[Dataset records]

:::

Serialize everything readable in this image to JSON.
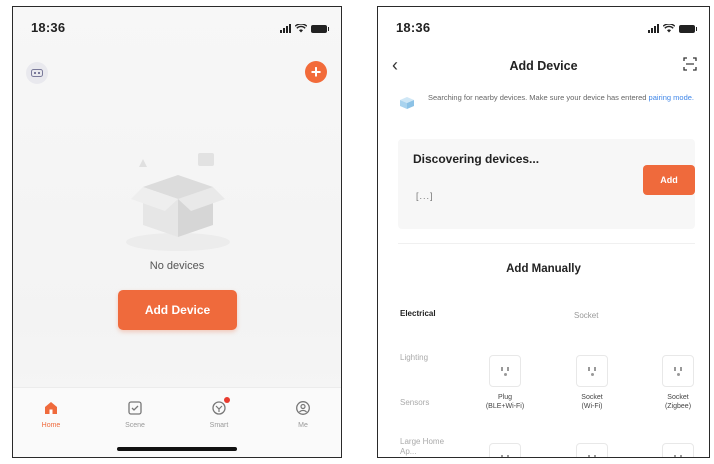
{
  "left_screen": {
    "status_time": "18:36",
    "no_devices_text": "No devices",
    "add_device_button": "Add Device",
    "tabs": [
      {
        "label": "Home",
        "icon": "home-icon",
        "active": true
      },
      {
        "label": "Scene",
        "icon": "scene-icon",
        "active": false
      },
      {
        "label": "Smart",
        "icon": "smart-icon",
        "active": false
      },
      {
        "label": "Me",
        "icon": "me-icon",
        "active": false
      }
    ]
  },
  "right_screen": {
    "status_time": "18:36",
    "title": "Add Device",
    "notice_text": "Searching for nearby devices. Make sure your device has entered",
    "notice_link": "pairing mode.",
    "discovering_title": "Discovering devices...",
    "discovering_dots": "...",
    "add_button": "Add",
    "manual_title": "Add Manually",
    "categories": [
      {
        "label": "Electrical",
        "active": true
      },
      {
        "label": "Lighting",
        "active": false
      },
      {
        "label": "Sensors",
        "active": false
      },
      {
        "label": "Large Home Ap...",
        "active": false
      }
    ],
    "subheading": "Socket",
    "devices": [
      {
        "name": "Plug",
        "detail": "(BLE+Wi-Fi)"
      },
      {
        "name": "Socket",
        "detail": "(Wi-Fi)"
      },
      {
        "name": "Socket",
        "detail": "(Zigbee)"
      }
    ]
  },
  "colors": {
    "accent": "#ef6a3c",
    "link": "#3f86e8",
    "badge": "#e83b2f"
  }
}
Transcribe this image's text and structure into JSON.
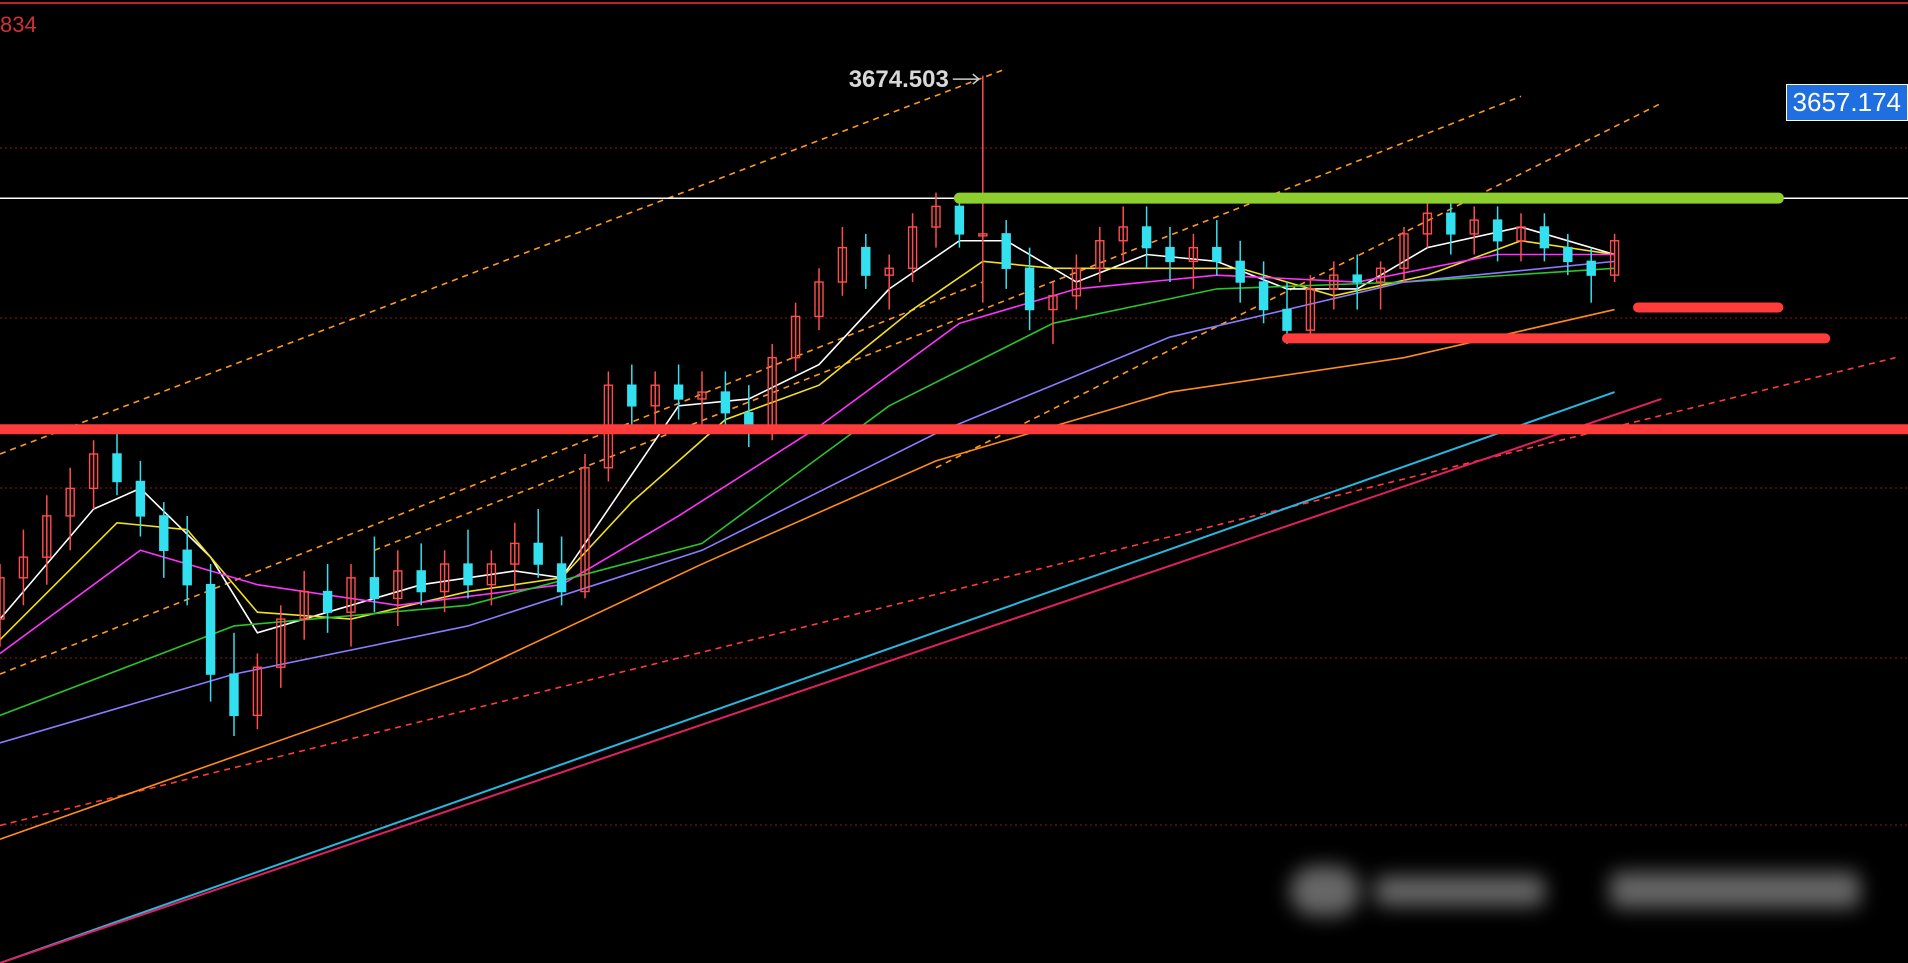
{
  "chart_data": {
    "type": "candlestick",
    "title": "",
    "xlabel": "",
    "ylabel": "",
    "ylim": [
      3546.0,
      3686.0
    ],
    "top_left_label": "834",
    "current_price": "3657.174",
    "high_annotation": "3674.503",
    "grid": "dotted red horizontal lines",
    "colors": {
      "background": "#000000",
      "bull_candle": "#ff4d4d",
      "bear_candle": "#33e0f0",
      "resistance": "#8ccf2e",
      "support": "#ff3b3b",
      "channel": "#ff9a1a",
      "ma5": "#ffffff",
      "ma10": "#f2e020",
      "ma20": "#ff33ff",
      "ma30": "#29c429",
      "ma60": "#8a7cff",
      "ma120": "#ff8c1a",
      "long_trend_1": "#29b7e0",
      "long_trend_2": "#e02060"
    },
    "horizontal_levels": [
      {
        "name": "resistance",
        "value": 3657.2
      },
      {
        "name": "support-minor",
        "value": 3641.3
      },
      {
        "name": "support-mid",
        "value": 3636.8
      },
      {
        "name": "support-major",
        "value": 3623.6
      }
    ],
    "candles": [
      [
        0,
        3596,
        3604,
        3592,
        3602
      ],
      [
        1,
        3602,
        3609,
        3598,
        3605
      ],
      [
        2,
        3605,
        3614,
        3601,
        3611
      ],
      [
        3,
        3611,
        3618,
        3606,
        3615
      ],
      [
        4,
        3615,
        3622,
        3612,
        3620
      ],
      [
        5,
        3620,
        3624,
        3614,
        3616
      ],
      [
        6,
        3616,
        3619,
        3608,
        3611
      ],
      [
        7,
        3611,
        3613,
        3602,
        3606
      ],
      [
        8,
        3606,
        3611,
        3598,
        3601
      ],
      [
        9,
        3601,
        3604,
        3584,
        3588
      ],
      [
        10,
        3588,
        3594,
        3579,
        3582
      ],
      [
        11,
        3582,
        3591,
        3580,
        3589
      ],
      [
        12,
        3589,
        3598,
        3586,
        3596
      ],
      [
        13,
        3596,
        3603,
        3593,
        3600
      ],
      [
        14,
        3600,
        3604,
        3594,
        3597
      ],
      [
        15,
        3597,
        3604,
        3592,
        3602
      ],
      [
        16,
        3602,
        3608,
        3597,
        3599
      ],
      [
        17,
        3599,
        3606,
        3595,
        3603
      ],
      [
        18,
        3603,
        3607,
        3598,
        3600
      ],
      [
        19,
        3600,
        3606,
        3597,
        3604
      ],
      [
        20,
        3604,
        3609,
        3599,
        3601
      ],
      [
        21,
        3601,
        3606,
        3598,
        3604
      ],
      [
        22,
        3604,
        3610,
        3600,
        3607
      ],
      [
        23,
        3607,
        3612,
        3602,
        3604
      ],
      [
        24,
        3604,
        3608,
        3598,
        3600
      ],
      [
        25,
        3600,
        3620,
        3599,
        3618
      ],
      [
        26,
        3618,
        3632,
        3616,
        3630
      ],
      [
        27,
        3630,
        3633,
        3624,
        3627
      ],
      [
        28,
        3627,
        3632,
        3623,
        3630
      ],
      [
        29,
        3630,
        3633,
        3625,
        3628
      ],
      [
        30,
        3628,
        3632,
        3624,
        3629
      ],
      [
        31,
        3629,
        3632,
        3624,
        3626
      ],
      [
        32,
        3626,
        3630,
        3621,
        3624
      ],
      [
        33,
        3624,
        3636,
        3622,
        3634
      ],
      [
        34,
        3634,
        3642,
        3632,
        3640
      ],
      [
        35,
        3640,
        3647,
        3638,
        3645
      ],
      [
        36,
        3645,
        3653,
        3643,
        3650
      ],
      [
        37,
        3650,
        3652,
        3644,
        3646
      ],
      [
        38,
        3646,
        3649,
        3641,
        3647
      ],
      [
        39,
        3647,
        3655,
        3645,
        3653
      ],
      [
        40,
        3653,
        3658,
        3650,
        3656
      ],
      [
        41,
        3656,
        3657,
        3650,
        3652
      ],
      [
        42,
        3652,
        3675,
        3642,
        3652
      ],
      [
        43,
        3652,
        3654,
        3644,
        3647
      ],
      [
        44,
        3647,
        3650,
        3638,
        3641
      ],
      [
        45,
        3641,
        3645,
        3636,
        3643
      ],
      [
        46,
        3643,
        3649,
        3641,
        3647
      ],
      [
        47,
        3647,
        3653,
        3645,
        3651
      ],
      [
        48,
        3651,
        3656,
        3648,
        3653
      ],
      [
        49,
        3653,
        3656,
        3647,
        3650
      ],
      [
        50,
        3650,
        3653,
        3645,
        3648
      ],
      [
        51,
        3648,
        3652,
        3644,
        3650
      ],
      [
        52,
        3650,
        3654,
        3646,
        3648
      ],
      [
        53,
        3648,
        3651,
        3642,
        3645
      ],
      [
        54,
        3645,
        3648,
        3639,
        3641
      ],
      [
        55,
        3641,
        3645,
        3636,
        3638
      ],
      [
        56,
        3638,
        3646,
        3637,
        3644
      ],
      [
        57,
        3644,
        3648,
        3641,
        3646
      ],
      [
        58,
        3646,
        3649,
        3641,
        3645
      ],
      [
        59,
        3645,
        3648,
        3641,
        3647
      ],
      [
        60,
        3647,
        3653,
        3645,
        3652
      ],
      [
        61,
        3652,
        3657,
        3650,
        3655
      ],
      [
        62,
        3655,
        3657,
        3649,
        3652
      ],
      [
        63,
        3652,
        3656,
        3649,
        3654
      ],
      [
        64,
        3654,
        3656,
        3648,
        3651
      ],
      [
        65,
        3651,
        3655,
        3648,
        3653
      ],
      [
        66,
        3653,
        3655,
        3648,
        3650
      ],
      [
        67,
        3650,
        3652,
        3646,
        3648
      ],
      [
        68,
        3648,
        3650,
        3642,
        3646
      ],
      [
        69,
        3646,
        3652,
        3645,
        3651
      ]
    ],
    "moving_averages": [
      {
        "name": "MA5",
        "color_key": "ma5",
        "values": [
          [
            0,
            3596
          ],
          [
            4,
            3612
          ],
          [
            6,
            3615
          ],
          [
            9,
            3605
          ],
          [
            11,
            3594
          ],
          [
            14,
            3597
          ],
          [
            18,
            3601
          ],
          [
            22,
            3603
          ],
          [
            24,
            3602
          ],
          [
            26,
            3612
          ],
          [
            29,
            3627
          ],
          [
            32,
            3628
          ],
          [
            35,
            3633
          ],
          [
            38,
            3644
          ],
          [
            41,
            3651
          ],
          [
            43,
            3651
          ],
          [
            46,
            3645
          ],
          [
            49,
            3649
          ],
          [
            52,
            3648
          ],
          [
            55,
            3644
          ],
          [
            58,
            3644
          ],
          [
            61,
            3650
          ],
          [
            65,
            3653
          ],
          [
            69,
            3649
          ]
        ]
      },
      {
        "name": "MA10",
        "color_key": "ma10",
        "values": [
          [
            0,
            3593
          ],
          [
            5,
            3610
          ],
          [
            8,
            3609
          ],
          [
            11,
            3597
          ],
          [
            15,
            3596
          ],
          [
            20,
            3600
          ],
          [
            24,
            3602
          ],
          [
            27,
            3613
          ],
          [
            31,
            3625
          ],
          [
            35,
            3630
          ],
          [
            39,
            3641
          ],
          [
            42,
            3648
          ],
          [
            45,
            3647
          ],
          [
            49,
            3647
          ],
          [
            53,
            3647
          ],
          [
            57,
            3643
          ],
          [
            61,
            3646
          ],
          [
            65,
            3651
          ],
          [
            69,
            3649
          ]
        ]
      },
      {
        "name": "MA20",
        "color_key": "ma20",
        "values": [
          [
            0,
            3591
          ],
          [
            6,
            3606
          ],
          [
            11,
            3601
          ],
          [
            17,
            3598
          ],
          [
            24,
            3601
          ],
          [
            29,
            3611
          ],
          [
            35,
            3624
          ],
          [
            41,
            3639
          ],
          [
            46,
            3644
          ],
          [
            52,
            3646
          ],
          [
            58,
            3645
          ],
          [
            64,
            3649
          ],
          [
            69,
            3649
          ]
        ]
      },
      {
        "name": "MA30",
        "color_key": "ma30",
        "values": [
          [
            0,
            3582
          ],
          [
            10,
            3595
          ],
          [
            20,
            3598
          ],
          [
            30,
            3607
          ],
          [
            38,
            3627
          ],
          [
            45,
            3639
          ],
          [
            52,
            3644
          ],
          [
            60,
            3645
          ],
          [
            69,
            3647
          ]
        ]
      },
      {
        "name": "MA60",
        "color_key": "ma60",
        "values": [
          [
            0,
            3578
          ],
          [
            10,
            3588
          ],
          [
            20,
            3595
          ],
          [
            30,
            3606
          ],
          [
            40,
            3623
          ],
          [
            50,
            3637
          ],
          [
            60,
            3645
          ],
          [
            69,
            3648
          ]
        ]
      },
      {
        "name": "MA120",
        "color_key": "ma120",
        "values": [
          [
            0,
            3564
          ],
          [
            10,
            3576
          ],
          [
            20,
            3588
          ],
          [
            30,
            3604
          ],
          [
            40,
            3619
          ],
          [
            50,
            3629
          ],
          [
            60,
            3634
          ],
          [
            69,
            3641
          ]
        ]
      }
    ],
    "trend_lines": [
      {
        "name": "channel-upper",
        "color_key": "channel",
        "style": "dashed",
        "points": [
          [
            0,
            3620
          ],
          [
            43,
            3676
          ]
        ]
      },
      {
        "name": "channel-lower",
        "color_key": "channel",
        "style": "dashed",
        "points": [
          [
            0,
            3588
          ],
          [
            42,
            3645
          ]
        ]
      },
      {
        "name": "channel-upper-2",
        "color_key": "channel",
        "style": "dashed",
        "points": [
          [
            16,
            3606
          ],
          [
            65,
            3672
          ]
        ]
      },
      {
        "name": "channel-upper-3",
        "color_key": "channel",
        "style": "dashed",
        "points": [
          [
            40,
            3618
          ],
          [
            71,
            3671
          ]
        ]
      },
      {
        "name": "red-dashed-trend",
        "color_key": "support",
        "style": "dashed",
        "points": [
          [
            0,
            3566
          ],
          [
            81,
            3634
          ]
        ]
      },
      {
        "name": "long-trend-blue",
        "color_key": "long_trend_1",
        "style": "solid",
        "points": [
          [
            0,
            3546
          ],
          [
            69,
            3629
          ]
        ]
      },
      {
        "name": "long-trend-red",
        "color_key": "long_trend_2",
        "style": "solid",
        "points": [
          [
            0,
            3546
          ],
          [
            71,
            3628
          ]
        ]
      }
    ],
    "segments": [
      {
        "name": "resistance-line",
        "color_key": "resistance",
        "from": 41,
        "to": 76,
        "value": 3657.2
      },
      {
        "name": "support-line-minor",
        "color_key": "support",
        "from": 70,
        "to": 76,
        "value": 3641.3
      },
      {
        "name": "support-line-mid",
        "color_key": "support",
        "from": 55,
        "to": 78,
        "value": 3636.8
      },
      {
        "name": "support-line-major",
        "color_key": "support",
        "from": 0,
        "to": 82,
        "value": 3623.6
      }
    ]
  }
}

:::

◆ STATED EXERCISE:
Select every line in the material above where the string "upper" occurs, and copy it.

◆ TASK SOLUTION:
        "name": "channel-upper",
        "name": "channel-upper-2",
        "name": "channel-upper-3",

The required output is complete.